** TASK STATEMENT **
Can you repeat these lines with every "document-body" swapped for "main-body" and everything else left as it is?

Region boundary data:

==========

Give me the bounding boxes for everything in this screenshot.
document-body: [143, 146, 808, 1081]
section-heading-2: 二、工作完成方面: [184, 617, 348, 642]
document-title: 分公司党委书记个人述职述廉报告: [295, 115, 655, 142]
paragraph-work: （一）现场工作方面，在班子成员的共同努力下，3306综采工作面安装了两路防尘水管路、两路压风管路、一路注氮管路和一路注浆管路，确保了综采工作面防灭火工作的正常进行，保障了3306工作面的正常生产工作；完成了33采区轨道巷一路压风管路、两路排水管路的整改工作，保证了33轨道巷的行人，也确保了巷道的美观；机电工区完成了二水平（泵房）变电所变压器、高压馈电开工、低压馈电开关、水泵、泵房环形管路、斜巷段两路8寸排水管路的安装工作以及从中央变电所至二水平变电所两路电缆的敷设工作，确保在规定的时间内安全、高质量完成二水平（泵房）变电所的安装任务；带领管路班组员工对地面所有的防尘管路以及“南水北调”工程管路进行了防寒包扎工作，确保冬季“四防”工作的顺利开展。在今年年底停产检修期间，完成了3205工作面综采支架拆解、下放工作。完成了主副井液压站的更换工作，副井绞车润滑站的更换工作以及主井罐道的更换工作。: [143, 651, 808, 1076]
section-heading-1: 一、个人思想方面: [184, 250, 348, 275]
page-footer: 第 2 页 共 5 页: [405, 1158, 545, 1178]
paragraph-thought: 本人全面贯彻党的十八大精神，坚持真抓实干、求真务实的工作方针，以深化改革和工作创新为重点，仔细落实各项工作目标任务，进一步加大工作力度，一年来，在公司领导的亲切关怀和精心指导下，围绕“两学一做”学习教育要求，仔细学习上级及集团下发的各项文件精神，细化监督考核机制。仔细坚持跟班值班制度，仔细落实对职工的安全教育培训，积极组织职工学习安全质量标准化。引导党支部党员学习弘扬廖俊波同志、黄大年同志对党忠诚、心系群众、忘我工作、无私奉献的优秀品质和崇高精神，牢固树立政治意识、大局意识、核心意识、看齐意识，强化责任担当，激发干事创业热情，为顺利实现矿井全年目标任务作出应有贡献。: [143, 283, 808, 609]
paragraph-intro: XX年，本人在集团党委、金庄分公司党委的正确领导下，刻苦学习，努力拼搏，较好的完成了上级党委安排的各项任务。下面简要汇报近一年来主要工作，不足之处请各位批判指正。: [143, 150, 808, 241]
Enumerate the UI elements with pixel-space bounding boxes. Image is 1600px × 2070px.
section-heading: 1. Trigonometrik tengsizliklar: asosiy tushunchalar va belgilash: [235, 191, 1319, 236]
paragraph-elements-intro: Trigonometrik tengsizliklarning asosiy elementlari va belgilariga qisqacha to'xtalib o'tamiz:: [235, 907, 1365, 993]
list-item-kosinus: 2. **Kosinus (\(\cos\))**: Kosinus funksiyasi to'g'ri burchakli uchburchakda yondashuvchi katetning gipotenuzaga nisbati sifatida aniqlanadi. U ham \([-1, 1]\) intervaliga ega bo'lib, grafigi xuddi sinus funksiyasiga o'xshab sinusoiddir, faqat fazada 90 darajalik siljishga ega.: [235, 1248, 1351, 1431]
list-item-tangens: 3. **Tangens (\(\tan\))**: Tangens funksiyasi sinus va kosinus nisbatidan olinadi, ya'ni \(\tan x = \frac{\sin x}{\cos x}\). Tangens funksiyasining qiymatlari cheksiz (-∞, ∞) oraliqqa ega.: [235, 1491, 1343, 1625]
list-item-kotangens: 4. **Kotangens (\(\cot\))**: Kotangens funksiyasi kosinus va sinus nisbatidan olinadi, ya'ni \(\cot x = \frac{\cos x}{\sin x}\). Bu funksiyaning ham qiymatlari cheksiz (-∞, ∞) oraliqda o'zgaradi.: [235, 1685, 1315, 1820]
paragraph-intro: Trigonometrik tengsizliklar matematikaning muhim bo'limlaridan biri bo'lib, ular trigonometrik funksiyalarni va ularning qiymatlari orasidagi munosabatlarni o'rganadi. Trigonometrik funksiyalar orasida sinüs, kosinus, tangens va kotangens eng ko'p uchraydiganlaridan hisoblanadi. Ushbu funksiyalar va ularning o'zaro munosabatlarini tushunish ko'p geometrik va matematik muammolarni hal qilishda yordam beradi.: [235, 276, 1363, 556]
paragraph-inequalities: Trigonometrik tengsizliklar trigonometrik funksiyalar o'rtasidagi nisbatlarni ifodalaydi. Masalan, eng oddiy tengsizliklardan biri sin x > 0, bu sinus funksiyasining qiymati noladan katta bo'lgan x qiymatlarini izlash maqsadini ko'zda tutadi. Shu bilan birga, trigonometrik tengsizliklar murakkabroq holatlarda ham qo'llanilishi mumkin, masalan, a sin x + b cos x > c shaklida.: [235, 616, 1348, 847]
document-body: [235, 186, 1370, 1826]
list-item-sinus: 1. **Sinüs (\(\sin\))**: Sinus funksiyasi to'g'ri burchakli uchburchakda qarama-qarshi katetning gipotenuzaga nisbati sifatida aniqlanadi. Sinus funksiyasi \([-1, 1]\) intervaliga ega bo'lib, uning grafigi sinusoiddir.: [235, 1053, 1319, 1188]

==========

** FINAL RESULT **
Give me the bounding boxes for everything in this screenshot.
main-body: [143, 146, 808, 1081]
section-heading-2: 二、工作完成方面: [184, 617, 348, 642]
document-title: 分公司党委书记个人述职述廉报告: [295, 115, 655, 142]
paragraph-work: （一）现场工作方面，在班子成员的共同努力下，3306综采工作面安装了两路防尘水管路、两路压风管路、一路注氮管路和一路注浆管路，确保了综采工作面防灭火工作的正常进行，保障了3306工作面的正常生产工作；完成了33采区轨道巷一路压风管路、两路排水管路的整改工作，保证了33轨道巷的行人，也确保了巷道的美观；机电工区完成了二水平（泵房）变电所变压器、高压馈电开工、低压馈电开关、水泵、泵房环形管路、斜巷段两路8寸排水管路的安装工作以及从中央变电所至二水平变电所两路电缆的敷设工作，确保在规定的时间内安全、高质量完成二水平（泵房）变电所的安装任务；带领管路班组员工对地面所有的防尘管路以及“南水北调”工程管路进行了防寒包扎工作，确保冬季“四防”工作的顺利开展。在今年年底停产检修期间，完成了3205工作面综采支架拆解、下放工作。完成了主副井液压站的更换工作，副井绞车润滑站的更换工作以及主井罐道的更换工作。: [143, 651, 808, 1076]
section-heading-1: 一、个人思想方面: [184, 250, 348, 275]
page-footer: 第 2 页 共 5 页: [405, 1158, 545, 1178]
paragraph-thought: 本人全面贯彻党的十八大精神，坚持真抓实干、求真务实的工作方针，以深化改革和工作创新为重点，仔细落实各项工作目标任务，进一步加大工作力度，一年来，在公司领导的亲切关怀和精心指导下，围绕“两学一做”学习教育要求，仔细学习上级及集团下发的各项文件精神，细化监督考核机制。仔细坚持跟班值班制度，仔细落实对职工的安全教育培训，积极组织职工学习安全质量标准化。引导党支部党员学习弘扬廖俊波同志、黄大年同志对党忠诚、心系群众、忘我工作、无私奉献的优秀品质和崇高精神，牢固树立政治意识、大局意识、核心意识、看齐意识，强化责任担当，激发干事创业热情，为顺利实现矿井全年目标任务作出应有贡献。: [143, 283, 808, 609]
paragraph-intro: XX年，本人在集团党委、金庄分公司党委的正确领导下，刻苦学习，努力拼搏，较好的完成了上级党委安排的各项任务。下面简要汇报近一年来主要工作，不足之处请各位批判指正。: [143, 150, 808, 241]
Enumerate the UI elements with pixel-space bounding boxes. Image is 1600px × 2070px.
section-heading: 1. Trigonometrik tengsizliklar: asosiy tushunchalar va belgilash: [235, 191, 1319, 236]
paragraph-elements-intro: Trigonometrik tengsizliklarning asosiy elementlari va belgilariga qisqacha to'xtalib o'tamiz:: [235, 907, 1365, 993]
list-item-kosinus: 2. **Kosinus (\(\cos\))**: Kosinus funksiyasi to'g'ri burchakli uchburchakda yondashuvchi katetning gipotenuzaga nisbati sifatida aniqlanadi. U ham \([-1, 1]\) intervaliga ega bo'lib, grafigi xuddi sinus funksiyasiga o'xshab sinusoiddir, faqat fazada 90 darajalik siljishga ega.: [235, 1248, 1351, 1431]
list-item-tangens: 3. **Tangens (\(\tan\))**: Tangens funksiyasi sinus va kosinus nisbatidan olinadi, ya'ni \(\tan x = \frac{\sin x}{\cos x}\). Tangens funksiyasining qiymatlari cheksiz (-∞, ∞) oraliqqa ega.: [235, 1491, 1343, 1625]
list-item-kotangens: 4. **Kotangens (\(\cot\))**: Kotangens funksiyasi kosinus va sinus nisbatidan olinadi, ya'ni \(\cot x = \frac{\cos x}{\sin x}\). Bu funksiyaning ham qiymatlari cheksiz (-∞, ∞) oraliqda o'zgaradi.: [235, 1685, 1315, 1820]
paragraph-intro: Trigonometrik tengsizliklar matematikaning muhim bo'limlaridan biri bo'lib, ular trigonometrik funksiyalarni va ularning qiymatlari orasidagi munosabatlarni o'rganadi. Trigonometrik funksiyalar orasida sinüs, kosinus, tangens va kotangens eng ko'p uchraydiganlaridan hisoblanadi. Ushbu funksiyalar va ularning o'zaro munosabatlarini tushunish ko'p geometrik va matematik muammolarni hal qilishda yordam beradi.: [235, 276, 1363, 556]
paragraph-inequalities: Trigonometrik tengsizliklar trigonometrik funksiyalar o'rtasidagi nisbatlarni ifodalaydi. Masalan, eng oddiy tengsizliklardan biri sin x > 0, bu sinus funksiyasining qiymati noladan katta bo'lgan x qiymatlarini izlash maqsadini ko'zda tutadi. Shu bilan birga, trigonometrik tengsizliklar murakkabroq holatlarda ham qo'llanilishi mumkin, masalan, a sin x + b cos x > c shaklida.: [235, 616, 1348, 847]
main-body: [235, 186, 1370, 1826]
list-item-sinus: 1. **Sinüs (\(\sin\))**: Sinus funksiyasi to'g'ri burchakli uchburchakda qarama-qarshi katetning gipotenuzaga nisbati sifatida aniqlanadi. Sinus funksiyasi \([-1, 1]\) intervaliga ega bo'lib, uning grafigi sinusoiddir.: [235, 1053, 1319, 1188]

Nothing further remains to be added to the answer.